(PROBLEM TO SOLVE) Exclude the pictures, then repeat the remaining data exactly.

[Begin TASK INPUTS]

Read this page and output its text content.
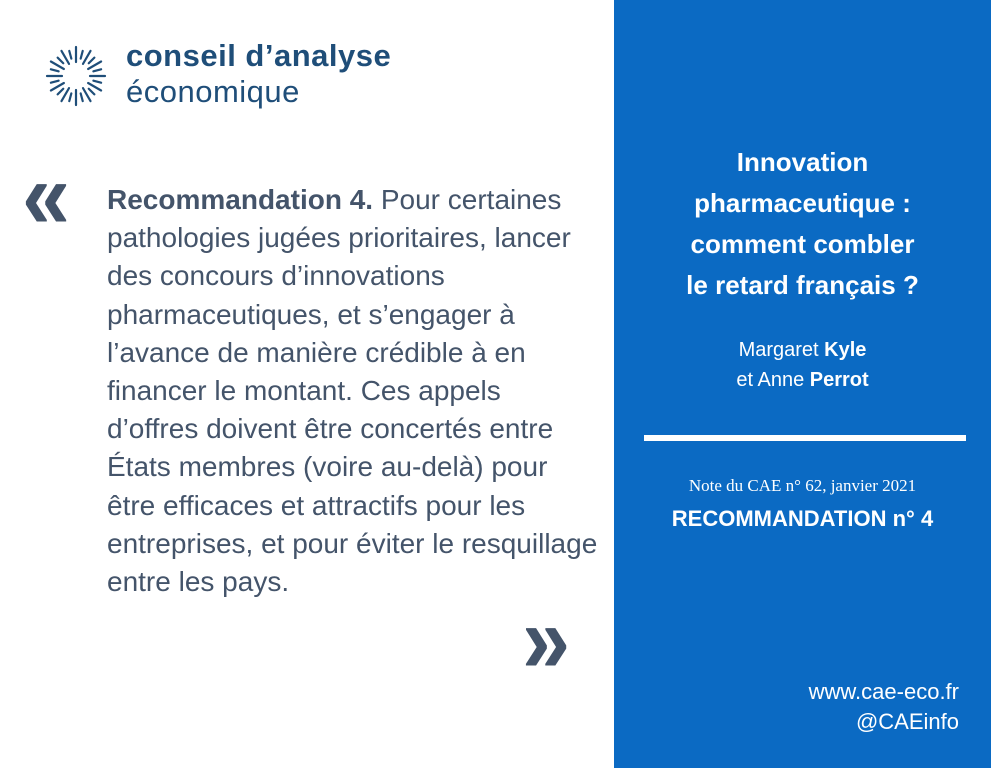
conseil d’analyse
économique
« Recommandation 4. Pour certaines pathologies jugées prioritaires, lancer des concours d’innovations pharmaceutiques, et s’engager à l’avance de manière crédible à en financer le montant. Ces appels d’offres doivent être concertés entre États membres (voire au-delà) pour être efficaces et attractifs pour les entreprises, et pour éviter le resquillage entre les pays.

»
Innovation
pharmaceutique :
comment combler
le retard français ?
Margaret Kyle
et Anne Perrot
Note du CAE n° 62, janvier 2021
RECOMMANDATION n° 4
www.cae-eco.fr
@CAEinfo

[End TASK INPUTS]

(CORRECT RESULT)
Read this page and output its text content.
conseil d’analyse
économique
« Recommandation 4. Pour certaines pathologies jugées prioritaires, lancer des concours d’innovations pharmaceutiques, et s’engager à l’avance de manière crédible à en financer le montant. Ces appels d’offres doivent être concertés entre États membres (voire au-delà) pour être efficaces et attractifs pour les entreprises, et pour éviter le resquillage entre les pays.

»
Innovation
pharmaceutique :
comment combler
le retard français ?
Margaret Kyle
et Anne Perrot
Note du CAE n° 62, janvier 2021
RECOMMANDATION n° 4
www.cae-eco.fr
@CAEinfo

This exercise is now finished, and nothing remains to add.